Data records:
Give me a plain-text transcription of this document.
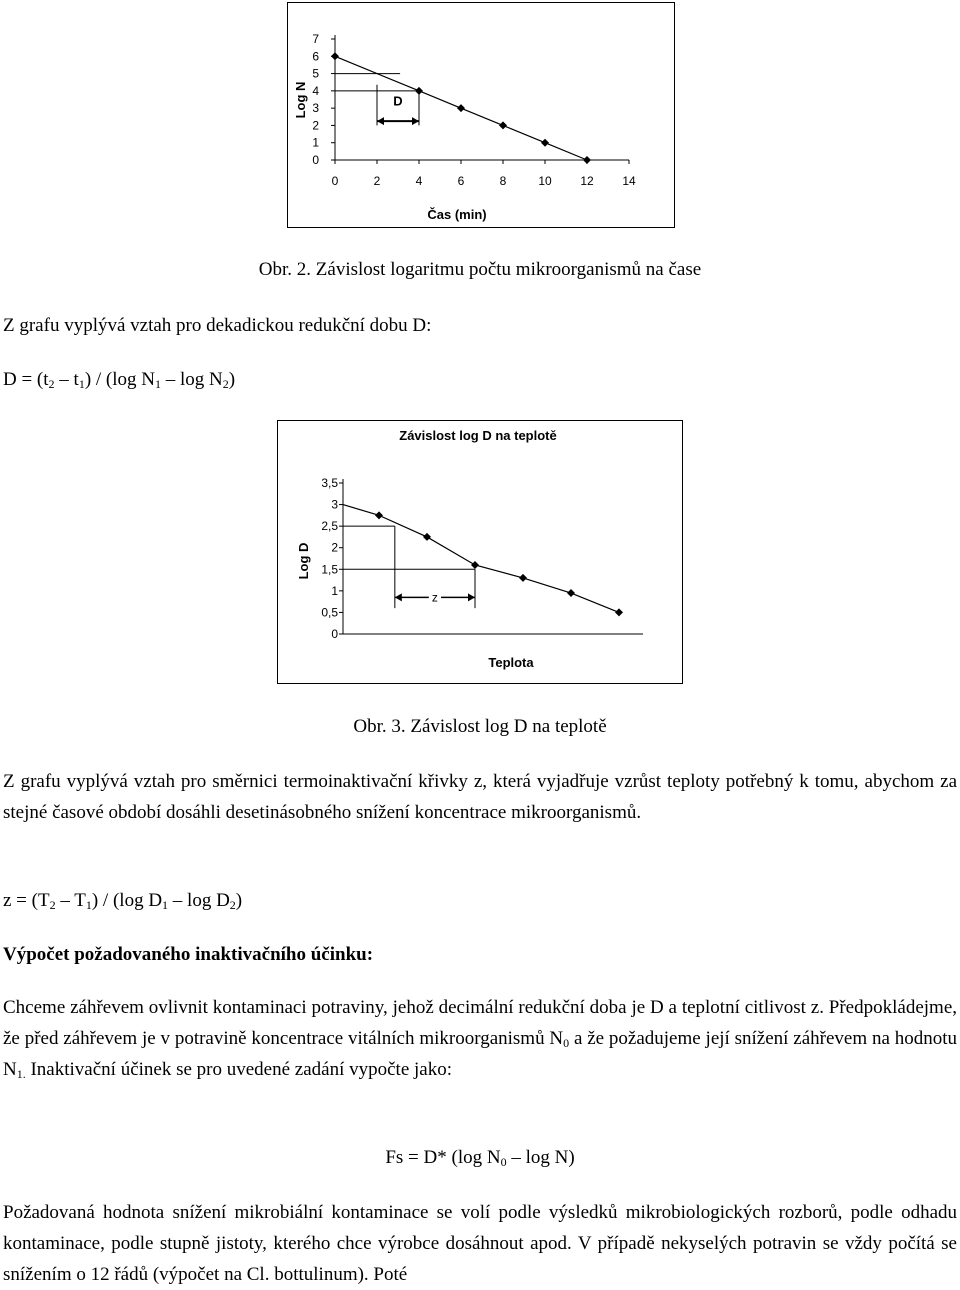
0
1
2
3
4
5
6
7
0	2	4	6	8	10 12 14
Čas (min)
Log N	D
Obr. 2. Závislost logaritmu počtu mikroorganismů na čase
Z grafu vyplývá vztah pro dekadickou redukční dobu D:
$D = (t_2 - t_1) / (\log$ $N_1$ – $\log N_2$)
Závislost log D na teplotě
0
0,5
1
1,5
2
2,5
3
3,5
Teplota
Log D
z
Obr. 3. Závislost log D na teplotě

Z grafu vyplývá vztah pro směrnici termoinaktivační křivky z, která vyjadřuje vzrůst teploty potřebný k tomu, abychom za stejné časové období dosáhli desetinásobného snížení koncentrace mikroorganismů.

$z = (T_2 - T_1) / (\log$ $D_1$ – $\log D_2$)
Výpočet požadovaného inaktivačního účinku:

Chceme záhřevem ovlivnit kontaminaci potraviny, jehož decimální redukční doba je D a teplotní citlivost z. Předpokládejme, že před záhřevem je v potravině koncentrace vitálních mikroorganismů $N_0$ a že požadujeme její snížení záhřevem na hodnotu $N_{1.}$ Inaktivační účinek se pro uvedené zadání vypočte jako:

Fs = D* (log $N_0$ – log N)

Požadovaná hodnota snížení mikrobiální kontaminace se volí podle výsledků mikrobiologických rozborů, podle odhadu kontaminace, podle stupně jistoty, kterého chce výrobce dosáhnout apod. V případě nekyselých potravin se vždy počítá se snížením o 12 řádů (výpočet na Cl. bottulinum). Poté
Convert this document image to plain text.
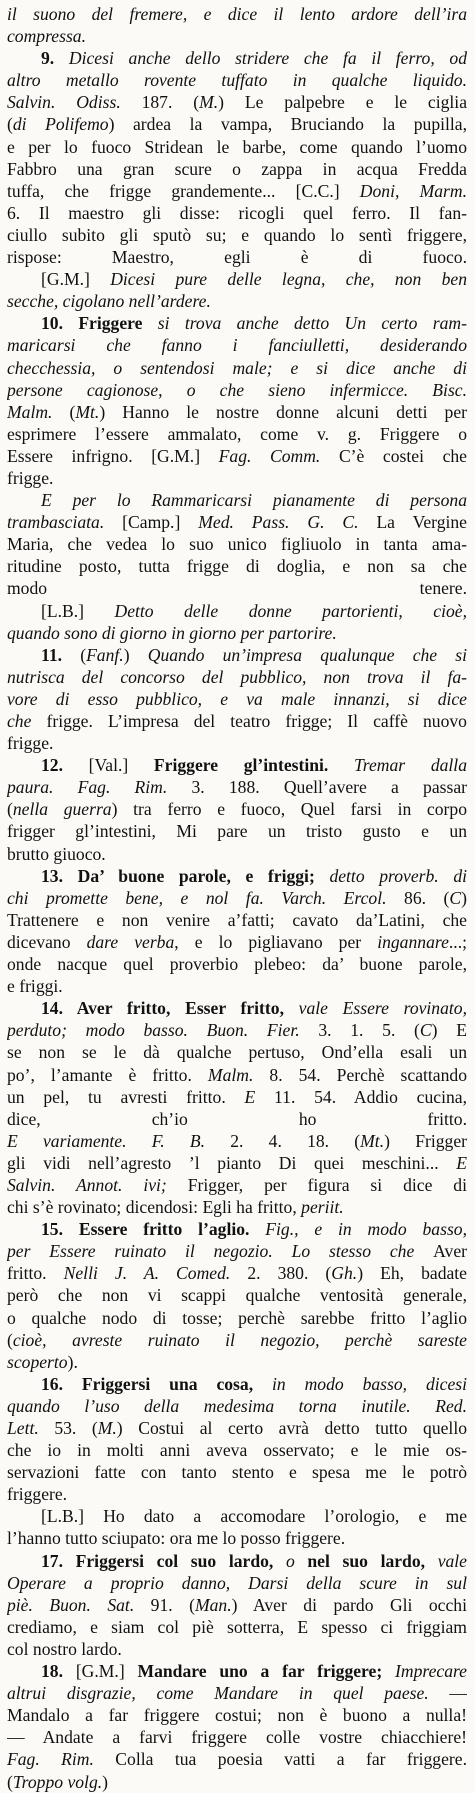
il suono del fremere, e dice il lento ardore dell’ira
compressa.
9. Dicesi anche dello stridere che fa il ferro, od
altro metallo rovente tuffato in qualche liquido.
Salvin. Odiss. 187. (M.) Le palpebre e le ciglia
(di Polifemo) ardea la vampa, Bruciando la pupilla,
e per lo fuoco Stridean le barbe, come quando l’uomo
Fabbro una gran scure o zappa in acqua Fredda
tuffa, che frigge grandemente... [C.C.] Doni, Marm.
6. Il maestro gli disse: ricogli quel ferro. Il fan-
ciullo subito gli sputò su; e quando lo sentì friggere,
rispose: Maestro, egli è di fuoco.
[G.M.] Dicesi pure delle legna, che, non ben
secche, cigolano nell’ardere.
10. Friggere si trova anche detto Un certo ram-
maricarsi che fanno i fanciulletti, desiderando
checchessia, o sentendosi male; e si dice anche di
persone cagionose, o che sieno infermicce. Bisc.
Malm. (Mt.) Hanno le nostre donne alcuni detti per
esprimere l’essere ammalato, come v. g. Friggere o
Essere infrigno. [G.M.] Fag. Comm. C’è costei che
frigge.
E per lo Rammaricarsi pianamente di persona
trambasciata. [Camp.] Med. Pass. G. C. La Vergine
Maria, che vedea lo suo unico figliuolo in tanta ama-
ritudine posto, tutta frigge di doglia, e non sa che
modo tenere.
[L.B.] Detto delle donne partorienti, cioè,
quando sono di giorno in giorno per partorire.
11. (Fanf.) Quando un’impresa qualunque che si
nutrisca del concorso del pubblico, non trova il fa-
vore di esso pubblico, e va male innanzi, si dice
che frigge. L’impresa del teatro frigge; Il caffè nuovo
frigge.
12. [Val.] Friggere gl’intestini. Tremar dalla
paura. Fag. Rim. 3. 188. Quell’avere a passar
(nella guerra) tra ferro e fuoco, Quel farsi in corpo
frigger gl’intestini, Mi pare un tristo gusto e un
brutto giuoco.
13. Da’ buone parole, e friggi; detto proverb. di
chi promette bene, e nol fa. Varch. Ercol. 86. (C)
Trattenere e non venire a’fatti; cavato da’Latini, che
dicevano dare verba, e lo pigliavano per ingannare...;
onde nacque quel proverbio plebeo: da’ buone parole,
e friggi.
14. Aver fritto, Esser fritto, vale Essere rovinato,
perduto; modo basso. Buon. Fier. 3. 1. 5. (C) E
se non se le dà qualche pertuso, Ond’ella esali un
po’, l’amante è fritto. Malm. 8. 54. Perchè scattando
un pel, tu avresti fritto. E 11. 54. Addio cucina,
dice, ch’io ho fritto.
E variamente. F. B. 2. 4. 18. (Mt.) Frigger
gli vidi nell’agresto ’l pianto Di quei meschini... E
Salvin. Annot. ivi; Frigger, per figura si dice di
chi s’è rovinato; dicendosi: Egli ha fritto, periit.
15. Essere fritto l’aglio. Fig., e in modo basso,
per Essere ruinato il negozio. Lo stesso che Aver
fritto. Nelli J. A. Comed. 2. 380. (Gh.) Eh, badate
però che non vi scappi qualche ventosità generale,
o qualche nodo di tosse; perchè sarebbe fritto l’aglio
(cioè, avreste ruinato il negozio, perchè sareste
scoperto).
16. Friggersi una cosa, in modo basso, dicesi
quando l’uso della medesima torna inutile. Red.
Lett. 53. (M.) Costui al certo avrà detto tutto quello
che io in molti anni aveva osservato; e le mie os-
servazioni fatte con tanto stento e spesa me le potrò
friggere.
[L.B.] Ho dato a accomodare l’orologio, e me
l’hanno tutto sciupato: ora me lo posso friggere.
17. Friggersi col suo lardo, o nel suo lardo, vale
Operare a proprio danno, Darsi della scure in sul
piè. Buon. Sat. 91. (Man.) Aver di pardo Gli occhi
crediamo, e siam col piè sotterra, E spesso ci friggiam
col nostro lardo.
18. [G.M.] Mandare uno a far friggere; Imprecare
altrui disgrazie, come Mandare in quel paese. —
Mandalo a far friggere costui; non è buono a nulla!
— Andate a farvi friggere colle vostre chiacchiere!
Fag. Rim. Colla tua poesia vatti a far friggere.
(Troppo volg.)
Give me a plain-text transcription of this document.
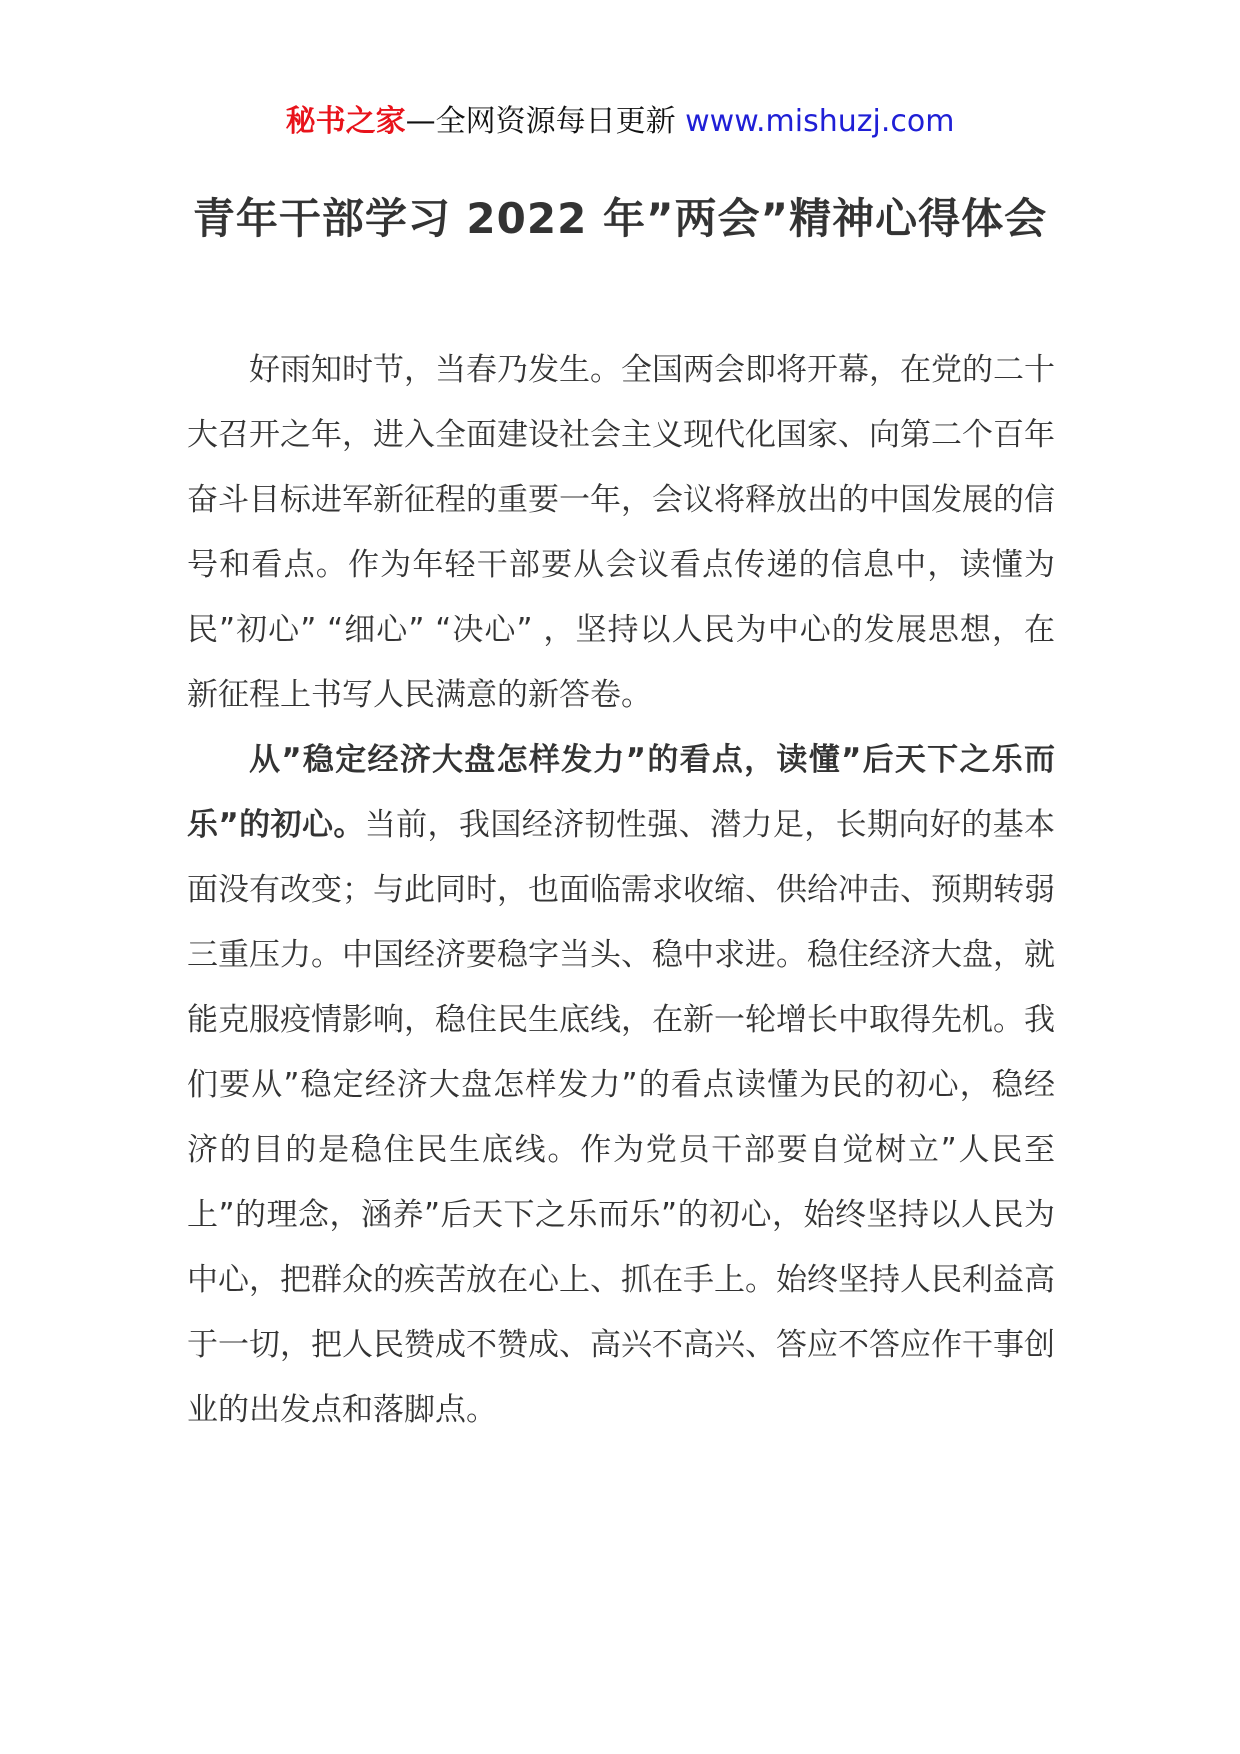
秘书之家—全网资源每日更新 www.mishuzj.com
青年干部学习 2022 年”两会”精神心得体会

好雨知时节，当春乃发生。全国两会即将开幕，在党的二十大召开之年，进入全面建设社会主义现代化国家、向第二个百年奋斗目标进军新征程的重要一年，会议将释放出的中国发展的信号和看点。作为年轻干部要从会议看点传递的信息中，读懂为民”初心” “细心” “决心” ，坚持以人民为中心的发展思想，在新征程上书写人民满意的新答卷。

从”稳定经济大盘怎样发力”的看点，读懂”后天下之乐而乐”的初心。当前，我国经济韧性强、潜力足，长期向好的基本面没有改变；与此同时，也面临需求收缩、供给冲击、预期转弱三重压力。中国经济要稳字当头、稳中求进。稳住经济大盘，就能克服疫情影响，稳住民生底线，在新一轮增长中取得先机。我们要从”稳定经济大盘怎样发力”的看点读懂为民的初心，稳经济的目的是稳住民生底线。作为党员干部要自觉树立”人民至上”的理念，涵养”后天下之乐而乐”的初心，始终坚持以人民为中心，把群众的疾苦放在心上、抓在手上。始终坚持人民利益高于一切，把人民赞成不赞成、高兴不高兴、答应不答应作干事创业的出发点和落脚点。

- [WHAT YOU SHOULD DO]
Show the lines from the data above that contain the string "impresa".

- [TASK ANSWER]
11. (Fanf.) Quando un’impresa qualunque che si
che frigge. L’impresa del teatro frigge; Il caffè nuovo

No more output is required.